Directions: Will you write out all the entries below exactly?

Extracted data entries

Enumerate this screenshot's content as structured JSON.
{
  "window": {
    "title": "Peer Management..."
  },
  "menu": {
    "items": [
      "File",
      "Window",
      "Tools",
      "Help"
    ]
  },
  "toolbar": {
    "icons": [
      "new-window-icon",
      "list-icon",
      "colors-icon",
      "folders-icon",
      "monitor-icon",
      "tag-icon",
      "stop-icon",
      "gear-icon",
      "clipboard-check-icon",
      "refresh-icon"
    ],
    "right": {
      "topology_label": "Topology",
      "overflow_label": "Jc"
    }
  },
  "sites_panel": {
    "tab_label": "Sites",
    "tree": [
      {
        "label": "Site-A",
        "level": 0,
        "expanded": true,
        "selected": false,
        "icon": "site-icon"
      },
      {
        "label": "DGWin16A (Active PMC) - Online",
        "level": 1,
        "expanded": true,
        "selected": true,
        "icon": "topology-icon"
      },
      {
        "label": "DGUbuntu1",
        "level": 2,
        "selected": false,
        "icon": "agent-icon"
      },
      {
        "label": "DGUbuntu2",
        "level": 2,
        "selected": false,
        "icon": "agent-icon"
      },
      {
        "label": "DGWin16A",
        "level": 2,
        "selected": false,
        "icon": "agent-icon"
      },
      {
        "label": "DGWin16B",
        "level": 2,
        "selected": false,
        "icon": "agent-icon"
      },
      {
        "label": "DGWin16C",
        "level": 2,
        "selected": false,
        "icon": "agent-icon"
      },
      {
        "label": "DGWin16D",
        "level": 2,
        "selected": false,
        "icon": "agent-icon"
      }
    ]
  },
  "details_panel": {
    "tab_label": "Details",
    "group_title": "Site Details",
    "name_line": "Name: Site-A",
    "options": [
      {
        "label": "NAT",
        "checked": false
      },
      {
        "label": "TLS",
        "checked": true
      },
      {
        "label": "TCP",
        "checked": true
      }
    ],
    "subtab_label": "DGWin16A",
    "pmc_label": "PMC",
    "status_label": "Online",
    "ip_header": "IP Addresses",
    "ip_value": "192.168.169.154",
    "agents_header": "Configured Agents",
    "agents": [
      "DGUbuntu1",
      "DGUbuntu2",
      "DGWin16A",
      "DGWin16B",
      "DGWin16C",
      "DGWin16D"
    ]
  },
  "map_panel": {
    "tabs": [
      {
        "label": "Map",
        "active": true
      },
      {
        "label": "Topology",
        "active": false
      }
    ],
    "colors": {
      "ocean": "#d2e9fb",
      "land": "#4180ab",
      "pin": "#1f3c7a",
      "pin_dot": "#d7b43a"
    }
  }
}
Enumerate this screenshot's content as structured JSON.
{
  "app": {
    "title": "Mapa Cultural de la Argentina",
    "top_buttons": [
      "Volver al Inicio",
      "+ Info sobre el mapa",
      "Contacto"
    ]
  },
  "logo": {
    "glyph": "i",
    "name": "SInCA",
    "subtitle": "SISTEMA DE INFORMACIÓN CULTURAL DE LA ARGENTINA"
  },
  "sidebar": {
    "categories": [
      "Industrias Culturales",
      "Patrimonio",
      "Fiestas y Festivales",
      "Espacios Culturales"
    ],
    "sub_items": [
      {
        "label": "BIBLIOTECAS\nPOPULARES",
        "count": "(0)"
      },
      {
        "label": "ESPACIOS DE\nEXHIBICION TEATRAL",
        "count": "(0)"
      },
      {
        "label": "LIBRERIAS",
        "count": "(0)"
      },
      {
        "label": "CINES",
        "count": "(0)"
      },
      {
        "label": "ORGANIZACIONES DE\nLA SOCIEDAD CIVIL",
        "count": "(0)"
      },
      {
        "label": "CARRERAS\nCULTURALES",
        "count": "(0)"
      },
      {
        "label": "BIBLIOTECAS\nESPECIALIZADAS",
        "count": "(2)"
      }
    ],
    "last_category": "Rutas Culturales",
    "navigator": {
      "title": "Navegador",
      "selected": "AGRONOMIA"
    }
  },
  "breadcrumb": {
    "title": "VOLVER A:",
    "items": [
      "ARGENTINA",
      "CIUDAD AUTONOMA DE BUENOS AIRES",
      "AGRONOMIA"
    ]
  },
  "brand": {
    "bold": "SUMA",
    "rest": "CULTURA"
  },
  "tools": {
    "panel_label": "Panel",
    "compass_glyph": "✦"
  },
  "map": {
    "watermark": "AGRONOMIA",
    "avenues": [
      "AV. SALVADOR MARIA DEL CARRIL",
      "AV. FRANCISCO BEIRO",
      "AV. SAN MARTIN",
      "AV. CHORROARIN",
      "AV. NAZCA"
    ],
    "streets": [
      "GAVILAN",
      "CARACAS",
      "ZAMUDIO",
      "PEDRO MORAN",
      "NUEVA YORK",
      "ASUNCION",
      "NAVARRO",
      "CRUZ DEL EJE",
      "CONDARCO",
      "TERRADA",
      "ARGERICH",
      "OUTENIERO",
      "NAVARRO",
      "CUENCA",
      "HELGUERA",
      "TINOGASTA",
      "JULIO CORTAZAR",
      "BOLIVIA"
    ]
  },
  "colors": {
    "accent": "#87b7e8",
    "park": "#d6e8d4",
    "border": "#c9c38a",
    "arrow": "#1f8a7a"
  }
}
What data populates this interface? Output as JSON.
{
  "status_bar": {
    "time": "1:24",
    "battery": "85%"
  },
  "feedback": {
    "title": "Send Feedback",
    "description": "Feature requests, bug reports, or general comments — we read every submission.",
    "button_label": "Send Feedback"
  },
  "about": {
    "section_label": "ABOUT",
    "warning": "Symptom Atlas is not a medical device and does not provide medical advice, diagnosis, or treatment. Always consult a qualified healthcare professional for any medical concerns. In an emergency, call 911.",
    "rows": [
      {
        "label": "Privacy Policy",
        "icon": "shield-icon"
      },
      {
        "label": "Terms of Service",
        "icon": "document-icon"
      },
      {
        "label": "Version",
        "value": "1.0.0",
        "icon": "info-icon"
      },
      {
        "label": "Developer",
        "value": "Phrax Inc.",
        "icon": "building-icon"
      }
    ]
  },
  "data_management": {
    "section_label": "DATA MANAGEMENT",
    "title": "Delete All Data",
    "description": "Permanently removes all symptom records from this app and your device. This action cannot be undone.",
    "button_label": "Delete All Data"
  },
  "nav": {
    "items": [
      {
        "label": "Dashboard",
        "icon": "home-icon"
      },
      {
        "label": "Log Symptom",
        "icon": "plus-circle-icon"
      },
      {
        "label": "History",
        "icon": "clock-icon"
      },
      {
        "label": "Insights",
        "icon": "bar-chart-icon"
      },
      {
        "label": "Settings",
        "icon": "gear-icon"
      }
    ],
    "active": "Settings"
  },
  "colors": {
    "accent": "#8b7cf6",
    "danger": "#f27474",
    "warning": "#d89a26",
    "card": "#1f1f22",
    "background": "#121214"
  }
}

Final result:
Enumerate this screenshot's content as structured JSON.
{
  "window": {
    "title": "Peer Management..."
  },
  "menu": {
    "items": [
      "File",
      "Window",
      "Tools",
      "Help"
    ]
  },
  "toolbar": {
    "icons": [
      "new-window-icon",
      "list-icon",
      "colors-icon",
      "folders-icon",
      "monitor-icon",
      "tag-icon",
      "stop-icon",
      "gear-icon",
      "clipboard-check-icon",
      "refresh-icon"
    ],
    "right": {
      "topology_label": "Topology",
      "overflow_label": "Jc"
    }
  },
  "sites_panel": {
    "tab_label": "Sites",
    "tree": [
      {
        "label": "Site-A",
        "level": 0,
        "expanded": true,
        "selected": false,
        "icon": "site-icon"
      },
      {
        "label": "DGWin16A (Active PMC) - Online",
        "level": 1,
        "expanded": true,
        "selected": true,
        "icon": "topology-icon"
      },
      {
        "label": "DGUbuntu1",
        "level": 2,
        "selected": false,
        "icon": "agent-icon"
      },
      {
        "label": "DGUbuntu2",
        "level": 2,
        "selected": false,
        "icon": "agent-icon"
      },
      {
        "label": "DGWin16A",
        "level": 2,
        "selected": false,
        "icon": "agent-icon"
      },
      {
        "label": "DGWin16B",
        "level": 2,
        "selected": false,
        "icon": "agent-icon"
      },
      {
        "label": "DGWin16C",
        "level": 2,
        "selected": false,
        "icon": "agent-icon"
      },
      {
        "label": "DGWin16D",
        "level": 2,
        "selected": false,
        "icon": "agent-icon"
      }
    ]
  },
  "details_panel": {
    "tab_label": "Details",
    "group_title": "Site Details",
    "name_line": "Name: Site-A",
    "options": [
      {
        "label": "NAT",
        "checked": false
      },
      {
        "label": "TLS",
        "checked": true
      },
      {
        "label": "TCP",
        "checked": true
      }
    ],
    "subtab_label": "DGWin16A",
    "pmc_label": "PMC",
    "status_label": "Online",
    "ip_header": "IP Addresses",
    "ip_value": "192.168.169.154",
    "agents_header": "Configured Agents",
    "agents": [
      "DGUbuntu1",
      "DGUbuntu2",
      "DGWin16A",
      "DGWin16B",
      "DGWin16C",
      "DGWin16D"
    ]
  },
  "map_panel": {
    "tabs": [
      {
        "label": "Map",
        "active": true
      },
      {
        "label": "Topology",
        "active": false
      }
    ],
    "colors": {
      "ocean": "#d2e9fb",
      "land": "#4180ab",
      "pin": "#1f3c7a",
      "pin_dot": "#d7b43a"
    }
  }
}
Enumerate this screenshot's content as structured JSON.
{
  "app": {
    "title": "Mapa Cultural de la Argentina",
    "top_buttons": [
      "Volver al Inicio",
      "+ Info sobre el mapa",
      "Contacto"
    ]
  },
  "logo": {
    "glyph": "i",
    "name": "SInCA",
    "subtitle": "SISTEMA DE INFORMACIÓN CULTURAL DE LA ARGENTINA"
  },
  "sidebar": {
    "categories": [
      "Industrias Culturales",
      "Patrimonio",
      "Fiestas y Festivales",
      "Espacios Culturales"
    ],
    "sub_items": [
      {
        "label": "BIBLIOTECAS\nPOPULARES",
        "count": "(0)"
      },
      {
        "label": "ESPACIOS DE\nEXHIBICION TEATRAL",
        "count": "(0)"
      },
      {
        "label": "LIBRERIAS",
        "count": "(0)"
      },
      {
        "label": "CINES",
        "count": "(0)"
      },
      {
        "label": "ORGANIZACIONES DE\nLA SOCIEDAD CIVIL",
        "count": "(0)"
      },
      {
        "label": "CARRERAS\nCULTURALES",
        "count": "(0)"
      },
      {
        "label": "BIBLIOTECAS\nESPECIALIZADAS",
        "count": "(2)"
      }
    ],
    "last_category": "Rutas Culturales",
    "navigator": {
      "title": "Navegador",
      "selected": "AGRONOMIA"
    }
  },
  "breadcrumb": {
    "title": "VOLVER A:",
    "items": [
      "ARGENTINA",
      "CIUDAD AUTONOMA DE BUENOS AIRES",
      "AGRONOMIA"
    ]
  },
  "brand": {
    "bold": "SUMA",
    "rest": "CULTURA"
  },
  "tools": {
    "panel_label": "Panel",
    "compass_glyph": "✦"
  },
  "map": {
    "watermark": "AGRONOMIA",
    "avenues": [
      "AV. SALVADOR MARIA DEL CARRIL",
      "AV. FRANCISCO BEIRO",
      "AV. SAN MARTIN",
      "AV. CHORROARIN",
      "AV. NAZCA"
    ],
    "streets": [
      "GAVILAN",
      "CARACAS",
      "ZAMUDIO",
      "PEDRO MORAN",
      "NUEVA YORK",
      "ASUNCION",
      "NAVARRO",
      "CRUZ DEL EJE",
      "CONDARCO",
      "TERRADA",
      "ARGERICH",
      "OUTENIERO",
      "NAVARRO",
      "CUENCA",
      "HELGUERA",
      "TINOGASTA",
      "JULIO CORTAZAR",
      "BOLIVIA"
    ]
  },
  "colors": {
    "accent": "#87b7e8",
    "park": "#d6e8d4",
    "border": "#c9c38a",
    "arrow": "#1f8a7a"
  }
}
What data populates this interface? Output as JSON.
{
  "status_bar": {
    "time": "1:24",
    "battery": "85%"
  },
  "feedback": {
    "title": "Send Feedback",
    "description": "Feature requests, bug reports, or general comments — we read every submission.",
    "button_label": "Send Feedback"
  },
  "about": {
    "section_label": "ABOUT",
    "warning": "Symptom Atlas is not a medical device and does not provide medical advice, diagnosis, or treatment. Always consult a qualified healthcare professional for any medical concerns. In an emergency, call 911.",
    "rows": [
      {
        "label": "Privacy Policy",
        "icon": "shield-icon"
      },
      {
        "label": "Terms of Service",
        "icon": "document-icon"
      },
      {
        "label": "Version",
        "value": "1.0.0",
        "icon": "info-icon"
      },
      {
        "label": "Developer",
        "value": "Phrax Inc.",
        "icon": "building-icon"
      }
    ]
  },
  "data_management": {
    "section_label": "DATA MANAGEMENT",
    "title": "Delete All Data",
    "description": "Permanently removes all symptom records from this app and your device. This action cannot be undone.",
    "button_label": "Delete All Data"
  },
  "nav": {
    "items": [
      {
        "label": "Dashboard",
        "icon": "home-icon"
      },
      {
        "label": "Log Symptom",
        "icon": "plus-circle-icon"
      },
      {
        "label": "History",
        "icon": "clock-icon"
      },
      {
        "label": "Insights",
        "icon": "bar-chart-icon"
      },
      {
        "label": "Settings",
        "icon": "gear-icon"
      }
    ],
    "active": "Settings"
  },
  "colors": {
    "accent": "#8b7cf6",
    "danger": "#f27474",
    "warning": "#d89a26",
    "card": "#1f1f22",
    "background": "#121214"
  }
}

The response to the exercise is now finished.